In the copy, include every entry exactly but none of the pictures.

>> Start MATERIAL

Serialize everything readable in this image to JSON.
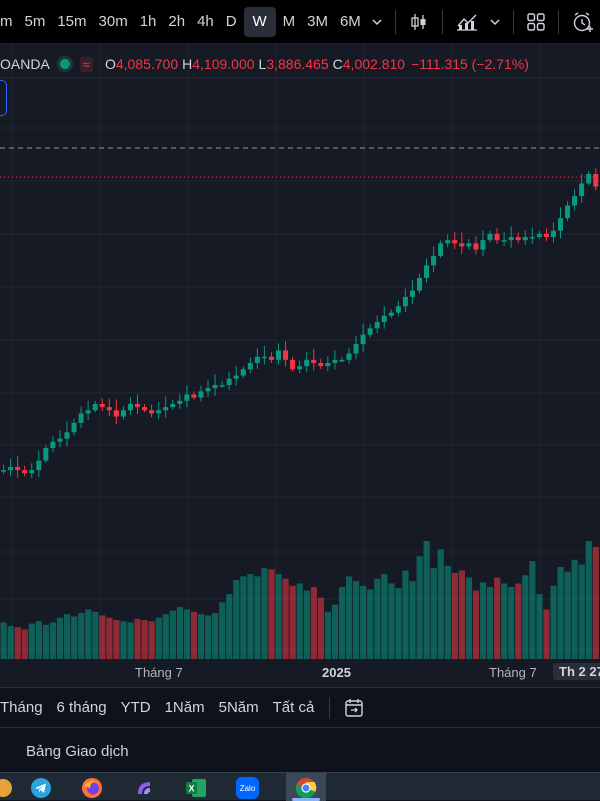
{
  "toolbar": {
    "timeframes": [
      {
        "label": "m",
        "active": false
      },
      {
        "label": "5m",
        "active": false
      },
      {
        "label": "15m",
        "active": false
      },
      {
        "label": "30m",
        "active": false
      },
      {
        "label": "1h",
        "active": false
      },
      {
        "label": "2h",
        "active": false
      },
      {
        "label": "4h",
        "active": false
      },
      {
        "label": "D",
        "active": false
      },
      {
        "label": "W",
        "active": true
      },
      {
        "label": "M",
        "active": false
      },
      {
        "label": "3M",
        "active": false
      },
      {
        "label": "6M",
        "active": false
      }
    ],
    "icons": [
      "chevron-down-icon",
      "candlestick-chart-icon",
      "indicators-icon",
      "chevron-down-icon",
      "layout-grid-icon",
      "alarm-add-icon"
    ]
  },
  "legend": {
    "symbol": "OANDA",
    "open_key": "O",
    "open": "4,085.700",
    "high_key": "H",
    "high": "4,109.000",
    "low_key": "L",
    "low": "3,886.465",
    "close_key": "C",
    "close": "4,002.810",
    "change": "−111.315 (−2.71%)"
  },
  "colors": {
    "up": "#089981",
    "down": "#f23645",
    "background": "#161a25",
    "grid": "#232733",
    "price_line_dashed": "#9598a1",
    "price_line_dotted": "#f23645"
  },
  "chart_data": {
    "type": "candlestick",
    "interval": "W",
    "x_axis_labels": [
      "Tháng 7",
      "2025",
      "Tháng 7",
      "Th 2 27"
    ],
    "note_series": "relative close path, rising trend with up/down candles and volume bars",
    "series": [
      {
        "name": "",
        "closes": [
          0.06,
          0.06,
          0.07,
          0.06,
          0.05,
          0.06,
          0.09,
          0.13,
          0.15,
          0.16,
          0.18,
          0.21,
          0.24,
          0.25,
          0.27,
          0.26,
          0.25,
          0.23,
          0.25,
          0.27,
          0.26,
          0.25,
          0.24,
          0.25,
          0.26,
          0.27,
          0.28,
          0.3,
          0.29,
          0.31,
          0.32,
          0.33,
          0.33,
          0.35,
          0.36,
          0.38,
          0.4,
          0.42,
          0.42,
          0.41,
          0.44,
          0.41,
          0.38,
          0.39,
          0.41,
          0.4,
          0.39,
          0.4,
          0.41,
          0.41,
          0.43,
          0.46,
          0.49,
          0.51,
          0.53,
          0.55,
          0.56,
          0.58,
          0.61,
          0.63,
          0.67,
          0.71,
          0.74,
          0.78,
          0.79,
          0.78,
          0.77,
          0.78,
          0.76,
          0.79,
          0.81,
          0.79,
          0.79,
          0.8,
          0.79,
          0.8,
          0.8,
          0.81,
          0.8,
          0.82,
          0.86,
          0.9,
          0.93,
          0.97,
          1.0,
          0.96
        ],
        "volumes": [
          0.3,
          0.31,
          0.28,
          0.27,
          0.25,
          0.3,
          0.32,
          0.29,
          0.31,
          0.35,
          0.38,
          0.36,
          0.39,
          0.42,
          0.4,
          0.37,
          0.35,
          0.33,
          0.32,
          0.31,
          0.34,
          0.33,
          0.32,
          0.35,
          0.38,
          0.41,
          0.44,
          0.42,
          0.4,
          0.38,
          0.37,
          0.39,
          0.48,
          0.55,
          0.67,
          0.7,
          0.72,
          0.7,
          0.77,
          0.76,
          0.72,
          0.68,
          0.62,
          0.64,
          0.58,
          0.61,
          0.52,
          0.4,
          0.46,
          0.61,
          0.7,
          0.66,
          0.62,
          0.59,
          0.68,
          0.72,
          0.64,
          0.6,
          0.75,
          0.66,
          0.87,
          1.0,
          0.77,
          0.93,
          0.79,
          0.73,
          0.75,
          0.69,
          0.58,
          0.65,
          0.61,
          0.69,
          0.64,
          0.61,
          0.64,
          0.71,
          0.83,
          0.55,
          0.42,
          0.62,
          0.78,
          0.74,
          0.84,
          0.8,
          1.0,
          0.95
        ]
      }
    ]
  },
  "rangebar": {
    "items": [
      "Tháng",
      "6 tháng",
      "YTD",
      "1Năm",
      "5Năm",
      "Tất cả"
    ],
    "goto_icon": "goto-date-icon"
  },
  "bottom_panel": {
    "title": "Bảng Giao dịch"
  },
  "taskbar": {
    "apps": [
      "telegram-icon",
      "firefox-icon",
      "app-launcher-icon",
      "excel-icon",
      "zalo-icon",
      "chrome-icon"
    ],
    "zalo_label": "Zalo"
  }
}
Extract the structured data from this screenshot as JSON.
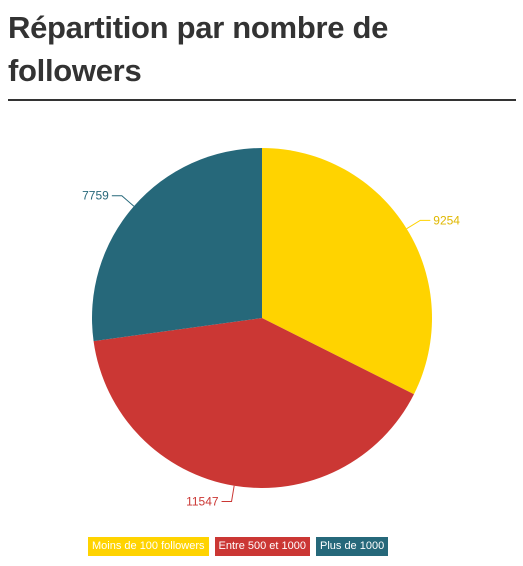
{
  "header": {
    "title": "Répartition par nombre de followers"
  },
  "chart_data": {
    "type": "pie",
    "title": "Répartition par nombre de followers",
    "categories": [
      "Moins de 100 followers",
      "Entre 500 et 1000",
      "Plus de 1000"
    ],
    "values": [
      9254,
      11547,
      7759
    ],
    "colors": [
      "#FFD300",
      "#CB3734",
      "#26687A"
    ],
    "start_angle_deg": 0,
    "direction": "clockwise",
    "legend_position": "bottom"
  }
}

>> End MATERIAL

→ **RESULT FOR THIS EXERCISE**
Serialize everything readable in this image to JSON.
{
  "toolbar": {
    "timeframes": [
      {
        "label": "m",
        "active": false
      },
      {
        "label": "5m",
        "active": false
      },
      {
        "label": "15m",
        "active": false
      },
      {
        "label": "30m",
        "active": false
      },
      {
        "label": "1h",
        "active": false
      },
      {
        "label": "2h",
        "active": false
      },
      {
        "label": "4h",
        "active": false
      },
      {
        "label": "D",
        "active": false
      },
      {
        "label": "W",
        "active": true
      },
      {
        "label": "M",
        "active": false
      },
      {
        "label": "3M",
        "active": false
      },
      {
        "label": "6M",
        "active": false
      }
    ],
    "icons": [
      "chevron-down-icon",
      "candlestick-chart-icon",
      "indicators-icon",
      "chevron-down-icon",
      "layout-grid-icon",
      "alarm-add-icon"
    ]
  },
  "legend": {
    "symbol": "OANDA",
    "open_key": "O",
    "open": "4,085.700",
    "high_key": "H",
    "high": "4,109.000",
    "low_key": "L",
    "low": "3,886.465",
    "close_key": "C",
    "close": "4,002.810",
    "change": "−111.315 (−2.71%)"
  },
  "colors": {
    "up": "#089981",
    "down": "#f23645",
    "background": "#161a25",
    "grid": "#232733",
    "price_line_dashed": "#9598a1",
    "price_line_dotted": "#f23645"
  },
  "chart_data": {
    "type": "candlestick",
    "interval": "W",
    "x_axis_labels": [
      "Tháng 7",
      "2025",
      "Tháng 7",
      "Th 2 27"
    ],
    "note_series": "relative close path, rising trend with up/down candles and volume bars",
    "series": [
      {
        "name": "",
        "closes": [
          0.06,
          0.06,
          0.07,
          0.06,
          0.05,
          0.06,
          0.09,
          0.13,
          0.15,
          0.16,
          0.18,
          0.21,
          0.24,
          0.25,
          0.27,
          0.26,
          0.25,
          0.23,
          0.25,
          0.27,
          0.26,
          0.25,
          0.24,
          0.25,
          0.26,
          0.27,
          0.28,
          0.3,
          0.29,
          0.31,
          0.32,
          0.33,
          0.33,
          0.35,
          0.36,
          0.38,
          0.4,
          0.42,
          0.42,
          0.41,
          0.44,
          0.41,
          0.38,
          0.39,
          0.41,
          0.4,
          0.39,
          0.4,
          0.41,
          0.41,
          0.43,
          0.46,
          0.49,
          0.51,
          0.53,
          0.55,
          0.56,
          0.58,
          0.61,
          0.63,
          0.67,
          0.71,
          0.74,
          0.78,
          0.79,
          0.78,
          0.77,
          0.78,
          0.76,
          0.79,
          0.81,
          0.79,
          0.79,
          0.8,
          0.79,
          0.8,
          0.8,
          0.81,
          0.8,
          0.82,
          0.86,
          0.9,
          0.93,
          0.97,
          1.0,
          0.96
        ],
        "volumes": [
          0.3,
          0.31,
          0.28,
          0.27,
          0.25,
          0.3,
          0.32,
          0.29,
          0.31,
          0.35,
          0.38,
          0.36,
          0.39,
          0.42,
          0.4,
          0.37,
          0.35,
          0.33,
          0.32,
          0.31,
          0.34,
          0.33,
          0.32,
          0.35,
          0.38,
          0.41,
          0.44,
          0.42,
          0.4,
          0.38,
          0.37,
          0.39,
          0.48,
          0.55,
          0.67,
          0.7,
          0.72,
          0.7,
          0.77,
          0.76,
          0.72,
          0.68,
          0.62,
          0.64,
          0.58,
          0.61,
          0.52,
          0.4,
          0.46,
          0.61,
          0.7,
          0.66,
          0.62,
          0.59,
          0.68,
          0.72,
          0.64,
          0.6,
          0.75,
          0.66,
          0.87,
          1.0,
          0.77,
          0.93,
          0.79,
          0.73,
          0.75,
          0.69,
          0.58,
          0.65,
          0.61,
          0.69,
          0.64,
          0.61,
          0.64,
          0.71,
          0.83,
          0.55,
          0.42,
          0.62,
          0.78,
          0.74,
          0.84,
          0.8,
          1.0,
          0.95
        ]
      }
    ]
  },
  "rangebar": {
    "items": [
      "Tháng",
      "6 tháng",
      "YTD",
      "1Năm",
      "5Năm",
      "Tất cả"
    ],
    "goto_icon": "goto-date-icon"
  },
  "bottom_panel": {
    "title": "Bảng Giao dịch"
  },
  "taskbar": {
    "apps": [
      "telegram-icon",
      "firefox-icon",
      "app-launcher-icon",
      "excel-icon",
      "zalo-icon",
      "chrome-icon"
    ],
    "zalo_label": "Zalo"
  }
}
Extract the structured data from this screenshot as JSON.
{
  "header": {
    "title": "Répartition par nombre de followers"
  },
  "chart_data": {
    "type": "pie",
    "title": "Répartition par nombre de followers",
    "categories": [
      "Moins de 100 followers",
      "Entre 500 et 1000",
      "Plus de 1000"
    ],
    "values": [
      9254,
      11547,
      7759
    ],
    "colors": [
      "#FFD300",
      "#CB3734",
      "#26687A"
    ],
    "start_angle_deg": 0,
    "direction": "clockwise",
    "legend_position": "bottom"
  }
}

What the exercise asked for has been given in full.